#### What to do
From the listing below, extract each entry exactly as written, minus the images.

== Available data ==

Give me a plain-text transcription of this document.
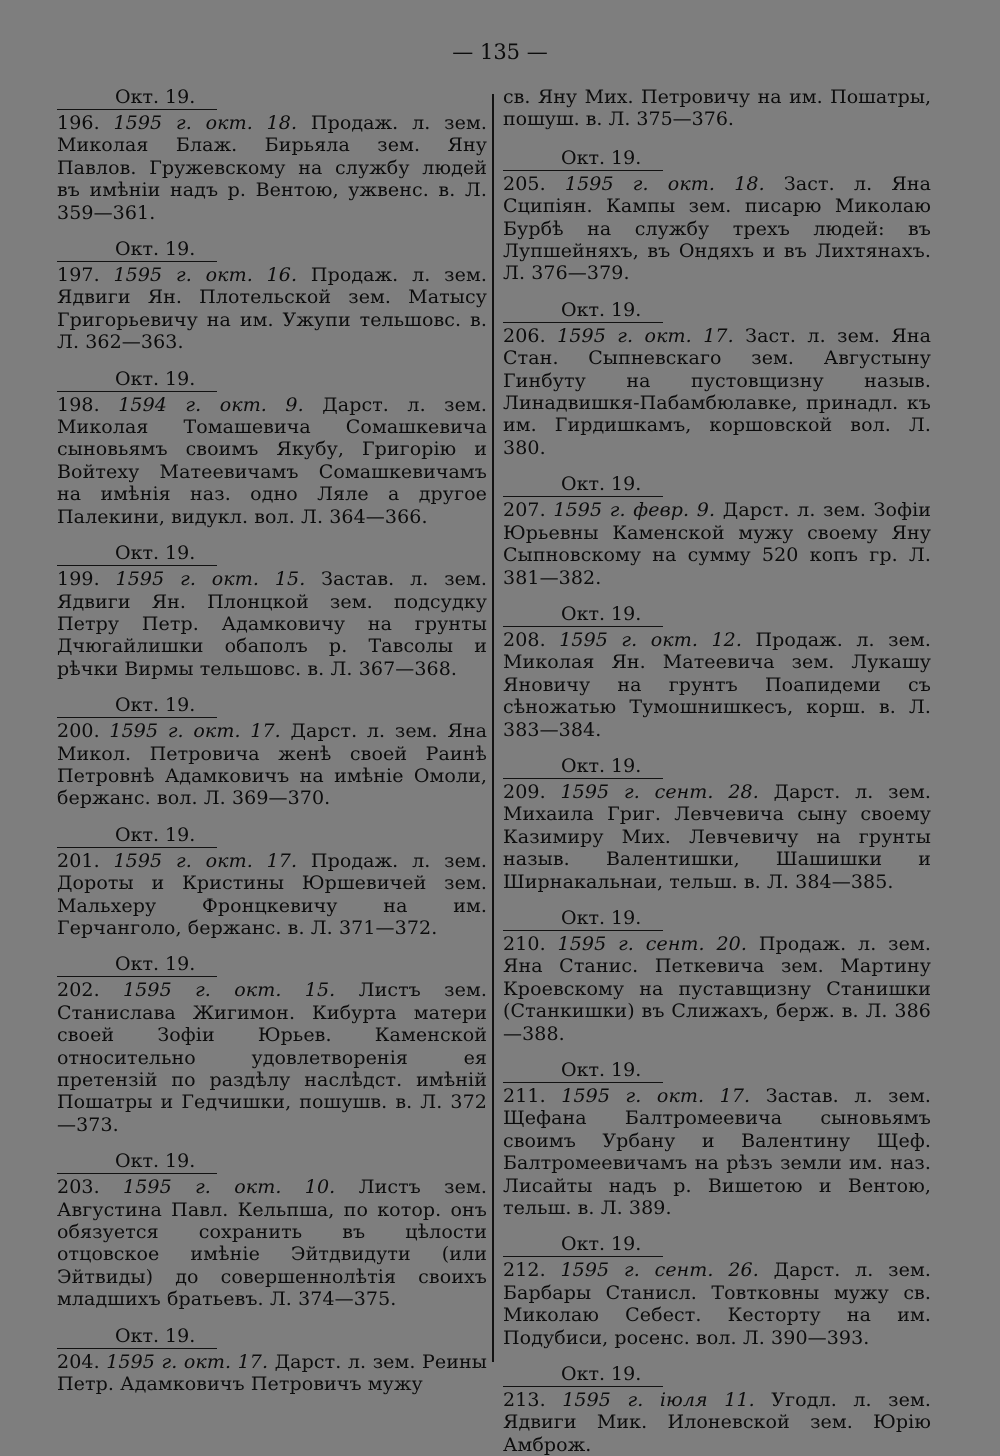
— 135 —
Окт. 19.
196. 1595 г. окт. 18. Продаж. л. зем. Миколая Блаж. Бирьяла зем. Яну Павлов. Гружевскому на службу людей въ имѣніи надъ р. Вентою, ужвенс. в. Л. 359—361.
Окт. 19.
197. 1595 г. окт. 16. Продаж. л. зем. Ядвиги Ян. Плотельской зем. Матысу Григорьевичу на им. Ужупи тельшовс. в. Л. 362—363.
Окт. 19.
198. 1594 г. окт. 9. Дарст. л. зем. Миколая Томашевича Сомашкевича сыновьямъ своимъ Якубу, Григорію и Войтеху Матеевичамъ Сомашкевичамъ на имѣнія наз. одно Ляле а другое Палекини, видукл. вол. Л. 364—366.
Окт. 19.
199. 1595 г. окт. 15. Застав. л. зем. Ядвиги Ян. Плонцкой зем. подсудку Петру Петр. Адамковичу на грунты Дчюгайлишки обаполъ р. Тавсолы и рѣчки Вирмы тельшовс. в. Л. 367—368.
Окт. 19.
200. 1595 г. окт. 17. Дарст. л. зем. Яна Микол. Петровича женѣ своей Раинѣ Петровнѣ Адамковичъ на имѣніе Омоли, бержанс. вол. Л. 369—370.
Окт. 19.
201. 1595 г. окт. 17. Продаж. л. зем. Дороты и Кристины Юршевичей зем. Мальхеру Фронцкевичу на им. Герчанголо, бержанс. в. Л. 371—372.
Окт. 19.
202. 1595 г. окт. 15. Листъ зем. Станислава Жигимон. Кибурта матери своей Зофіи Юрьев. Каменской относительно удовлетворенія ея претензій по раздѣлу наслѣдст. имѣній Пошатры и Гедчишки, пошушв. в. Л. 372—373.
Окт. 19.
203. 1595 г. окт. 10. Листъ зем. Августина Павл. Кельпша, по котор. онъ обязуется сохранить въ цѣлости отцовское имѣніе Эйтдвидути (или Эйтвиды) до совершеннолѣтія своихъ младшихъ братьевъ. Л. 374—375.
Окт. 19.
204. 1595 г. окт. 17. Дарст. л. зем. Реины Петр. Адамковичъ Петровичъ мужу
св. Яну Мих. Петровичу на им. Пошатры, пошуш. в. Л. 375—376.
Окт. 19.
205. 1595 г. окт. 18. Заст. л. Яна Сципіян. Кампы зем. писарю Миколаю Бурбѣ на службу трехъ людей: въ Лупшейняхъ, въ Ондяхъ и въ Лихтянахъ. Л. 376—379.
Окт. 19.
206. 1595 г. окт. 17. Заст. л. зем. Яна Стан. Сыпневскаго зем. Августыну Гинбуту на пустовщизну назыв. Линадвишкя-Пабамбюлавке, принадл. къ им. Гирдишкамъ, коршовской вол. Л. 380.
Окт. 19.
207. 1595 г. февр. 9. Дарст. л. зем. Зофіи Юрьевны Каменской мужу своему Яну Сыпновскому на сумму 520 копъ гр. Л. 381—382.
Окт. 19.
208. 1595 г. окт. 12. Продаж. л. зем. Миколая Ян. Матеевича зем. Лукашу Яновичу на грунтъ Поапидеми съ сѣножатью Тумошнишкесъ, корш. в. Л. 383—384.
Окт. 19.
209. 1595 г. сент. 28. Дарст. л. зем. Михаила Григ. Левчевича сыну своему Казимиру Мих. Левчевичу на грунты назыв. Валентишки, Шашишки и Ширнакальнаи, тельш. в. Л. 384—385.
Окт. 19.
210. 1595 г. сент. 20. Продаж. л. зем. Яна Станис. Петкевича зем. Мартину Кроевскому на пуставщизну Станишки (Станкишки) въ Слижахъ, берж. в. Л. 386—388.
Окт. 19.
211. 1595 г. окт. 17. Застав. л. зем. Щефана Балтромеевича сыновьямъ своимъ Урбану и Валентину Щеф. Балтромеевичамъ на рѣзъ земли им. наз. Лисайты надъ р. Вишетою и Вентою, тельш. в. Л. 389.
Окт. 19.
212. 1595 г. сент. 26. Дарст. л. зем. Барбары Станисл. Товтковны мужу св. Миколаю Себест. Кесторту на им. Подубиси, росенс. вол. Л. 390—393.
Окт. 19.
213. 1595 г. іюля 11. Угодл. л. зем. Ядвиги Мик. Илоневской зем. Юрію Амброж.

===

#### Worked answer
Give me a plain-text transcription of this document.
— 135 —
Окт. 19.
196. 1595 г. окт. 18. Продаж. л. зем. Миколая Блаж. Бирьяла зем. Яну Павлов. Гружевскому на службу людей въ имѣніи надъ р. Вентою, ужвенс. в. Л. 359—361.
Окт. 19.
197. 1595 г. окт. 16. Продаж. л. зем. Ядвиги Ян. Плотельской зем. Матысу Григорьевичу на им. Ужупи тельшовс. в. Л. 362—363.
Окт. 19.
198. 1594 г. окт. 9. Дарст. л. зем. Миколая Томашевича Сомашкевича сыновьямъ своимъ Якубу, Григорію и Войтеху Матеевичамъ Сомашкевичамъ на имѣнія наз. одно Ляле а другое Палекини, видукл. вол. Л. 364—366.
Окт. 19.
199. 1595 г. окт. 15. Застав. л. зем. Ядвиги Ян. Плонцкой зем. подсудку Петру Петр. Адамковичу на грунты Дчюгайлишки обаполъ р. Тавсолы и рѣчки Вирмы тельшовс. в. Л. 367—368.
Окт. 19.
200. 1595 г. окт. 17. Дарст. л. зем. Яна Микол. Петровича женѣ своей Раинѣ Петровнѣ Адамковичъ на имѣніе Омоли, бержанс. вол. Л. 369—370.
Окт. 19.
201. 1595 г. окт. 17. Продаж. л. зем. Дороты и Кристины Юршевичей зем. Мальхеру Фронцкевичу на им. Герчанголо, бержанс. в. Л. 371—372.
Окт. 19.
202. 1595 г. окт. 15. Листъ зем. Станислава Жигимон. Кибурта матери своей Зофіи Юрьев. Каменской относительно удовлетворенія ея претензій по раздѣлу наслѣдст. имѣній Пошатры и Гедчишки, пошушв. в. Л. 372—373.
Окт. 19.
203. 1595 г. окт. 10. Листъ зем. Августина Павл. Кельпша, по котор. онъ обязуется сохранить въ цѣлости отцовское имѣніе Эйтдвидути (или Эйтвиды) до совершеннолѣтія своихъ младшихъ братьевъ. Л. 374—375.
Окт. 19.
204. 1595 г. окт. 17. Дарст. л. зем. Реины Петр. Адамковичъ Петровичъ мужу
св. Яну Мих. Петровичу на им. Пошатры, пошуш. в. Л. 375—376.
Окт. 19.
205. 1595 г. окт. 18. Заст. л. Яна Сципіян. Кампы зем. писарю Миколаю Бурбѣ на службу трехъ людей: въ Лупшейняхъ, въ Ондяхъ и въ Лихтянахъ. Л. 376—379.
Окт. 19.
206. 1595 г. окт. 17. Заст. л. зем. Яна Стан. Сыпневскаго зем. Августыну Гинбуту на пустовщизну назыв. Линадвишкя-Пабамбюлавке, принадл. къ им. Гирдишкамъ, коршовской вол. Л. 380.
Окт. 19.
207. 1595 г. февр. 9. Дарст. л. зем. Зофіи Юрьевны Каменской мужу своему Яну Сыпновскому на сумму 520 копъ гр. Л. 381—382.
Окт. 19.
208. 1595 г. окт. 12. Продаж. л. зем. Миколая Ян. Матеевича зем. Лукашу Яновичу на грунтъ Поапидеми съ сѣножатью Тумошнишкесъ, корш. в. Л. 383—384.
Окт. 19.
209. 1595 г. сент. 28. Дарст. л. зем. Михаила Григ. Левчевича сыну своему Казимиру Мих. Левчевичу на грунты назыв. Валентишки, Шашишки и Ширнакальнаи, тельш. в. Л. 384—385.
Окт. 19.
210. 1595 г. сент. 20. Продаж. л. зем. Яна Станис. Петкевича зем. Мартину Кроевскому на пуставщизну Станишки (Станкишки) въ Слижахъ, берж. в. Л. 386—388.
Окт. 19.
211. 1595 г. окт. 17. Застав. л. зем. Щефана Балтромеевича сыновьямъ своимъ Урбану и Валентину Щеф. Балтромеевичамъ на рѣзъ земли им. наз. Лисайты надъ р. Вишетою и Вентою, тельш. в. Л. 389.
Окт. 19.
212. 1595 г. сент. 26. Дарст. л. зем. Барбары Станисл. Товтковны мужу св. Миколаю Себест. Кесторту на им. Подубиси, росенс. вол. Л. 390—393.
Окт. 19.
213. 1595 г. іюля 11. Угодл. л. зем. Ядвиги Мик. Илоневской зем. Юрію Амброж.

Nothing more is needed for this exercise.